begin

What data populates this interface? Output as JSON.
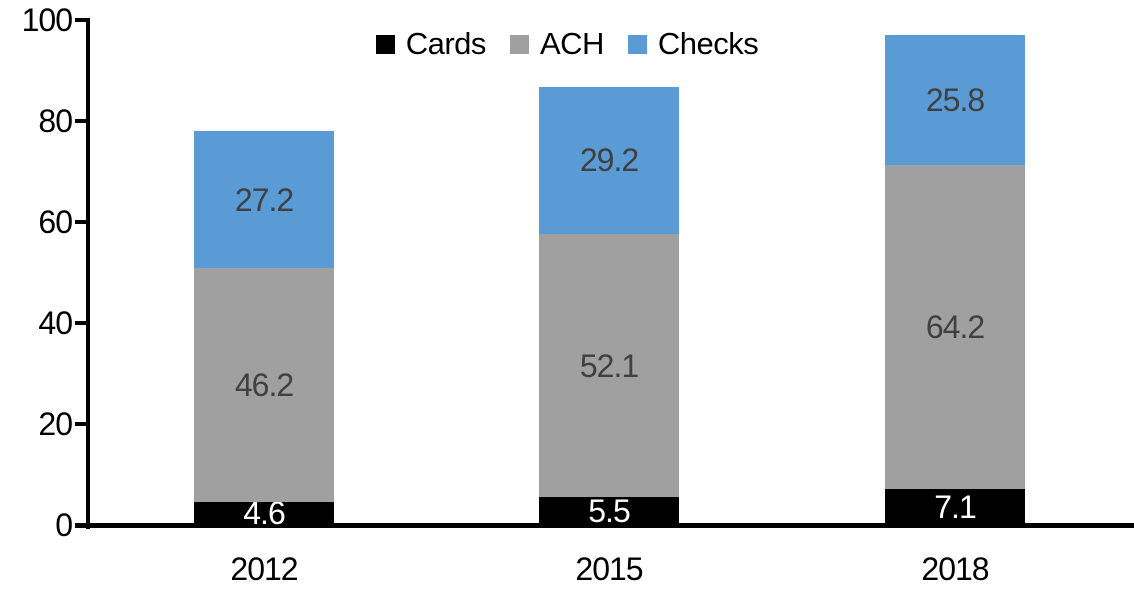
{
  "chart_data": {
    "type": "bar",
    "stacked": true,
    "title": "",
    "xlabel": "",
    "ylabel": "",
    "categories": [
      "2012",
      "2015",
      "2018"
    ],
    "series": [
      {
        "name": "Cards",
        "color": "#000000",
        "label_color": "#ffffff",
        "values": [
          4.6,
          5.5,
          7.1
        ]
      },
      {
        "name": "ACH",
        "color": "#a0a0a0",
        "label_color": "#404040",
        "values": [
          46.2,
          52.1,
          64.2
        ]
      },
      {
        "name": "Checks",
        "color": "#5b9bd5",
        "label_color": "#404040",
        "values": [
          27.2,
          29.2,
          25.8
        ]
      }
    ],
    "totals": [
      78.0,
      86.8,
      97.1
    ],
    "ylim": [
      0,
      100
    ],
    "yticks": [
      0,
      20,
      40,
      60,
      80,
      100
    ],
    "grid": false,
    "legend_position": "top",
    "axis_color": "#000000"
  }
}
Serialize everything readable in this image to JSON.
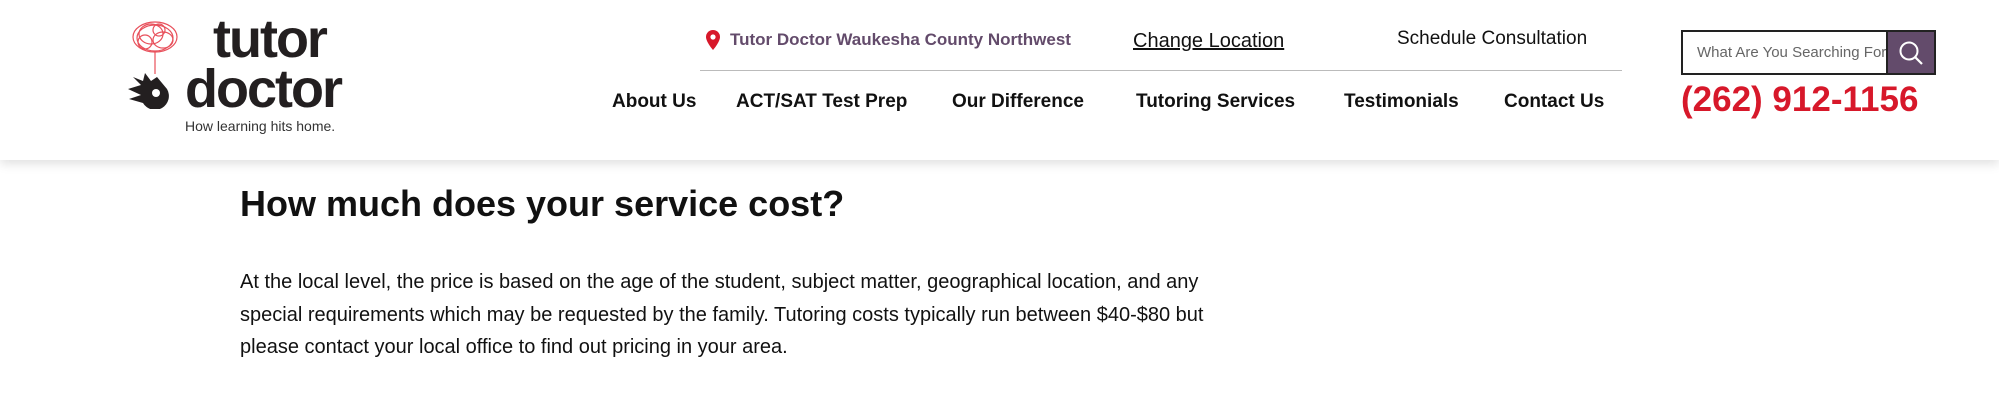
{
  "logo": {
    "line1": "tutor",
    "line2": "doctor",
    "tagline": "How learning hits home.",
    "colors": {
      "brain": "#e8505b",
      "text": "#231f20"
    }
  },
  "location": {
    "icon": "map-pin-icon",
    "name": "Tutor Doctor Waukesha County Northwest",
    "change_label": "Change Location"
  },
  "schedule_label": "Schedule Consultation",
  "nav": [
    "About Us",
    "ACT/SAT Test Prep",
    "Our Difference",
    "Tutoring Services",
    "Testimonials",
    "Contact Us"
  ],
  "search": {
    "placeholder": "What Are You Searching For?",
    "value": "",
    "icon": "search-icon"
  },
  "phone": "(262) 912-1156",
  "colors": {
    "accent": "#634b6b",
    "phone": "#d7182a"
  },
  "main": {
    "heading": "How much does your service cost?",
    "paragraph": "At the local level, the price is based on the age of the student, subject matter, geographical location, and any special requirements which may be requested by the family. Tutoring costs typically run between $40-$80 but please contact your local office to find out pricing in your area."
  }
}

end

TO DO
Output the lines above in full and exactly as given, omitting any pictures.

RESPONSE BELOW
What data populates this interface? Output as JSON.
{
  "chart_data": {
    "type": "bar",
    "stacked": true,
    "title": "",
    "xlabel": "",
    "ylabel": "",
    "categories": [
      "2012",
      "2015",
      "2018"
    ],
    "series": [
      {
        "name": "Cards",
        "color": "#000000",
        "label_color": "#ffffff",
        "values": [
          4.6,
          5.5,
          7.1
        ]
      },
      {
        "name": "ACH",
        "color": "#a0a0a0",
        "label_color": "#404040",
        "values": [
          46.2,
          52.1,
          64.2
        ]
      },
      {
        "name": "Checks",
        "color": "#5b9bd5",
        "label_color": "#404040",
        "values": [
          27.2,
          29.2,
          25.8
        ]
      }
    ],
    "totals": [
      78.0,
      86.8,
      97.1
    ],
    "ylim": [
      0,
      100
    ],
    "yticks": [
      0,
      20,
      40,
      60,
      80,
      100
    ],
    "grid": false,
    "legend_position": "top",
    "axis_color": "#000000"
  }
}
Serialize everything readable in this image to JSON.
{
  "logo": {
    "line1": "tutor",
    "line2": "doctor",
    "tagline": "How learning hits home.",
    "colors": {
      "brain": "#e8505b",
      "text": "#231f20"
    }
  },
  "location": {
    "icon": "map-pin-icon",
    "name": "Tutor Doctor Waukesha County Northwest",
    "change_label": "Change Location"
  },
  "schedule_label": "Schedule Consultation",
  "nav": [
    "About Us",
    "ACT/SAT Test Prep",
    "Our Difference",
    "Tutoring Services",
    "Testimonials",
    "Contact Us"
  ],
  "search": {
    "placeholder": "What Are You Searching For?",
    "value": "",
    "icon": "search-icon"
  },
  "phone": "(262) 912-1156",
  "colors": {
    "accent": "#634b6b",
    "phone": "#d7182a"
  },
  "main": {
    "heading": "How much does your service cost?",
    "paragraph": "At the local level, the price is based on the age of the student, subject matter, geographical location, and any special requirements which may be requested by the family. Tutoring costs typically run between $40-$80 but please contact your local office to find out pricing in your area."
  }
}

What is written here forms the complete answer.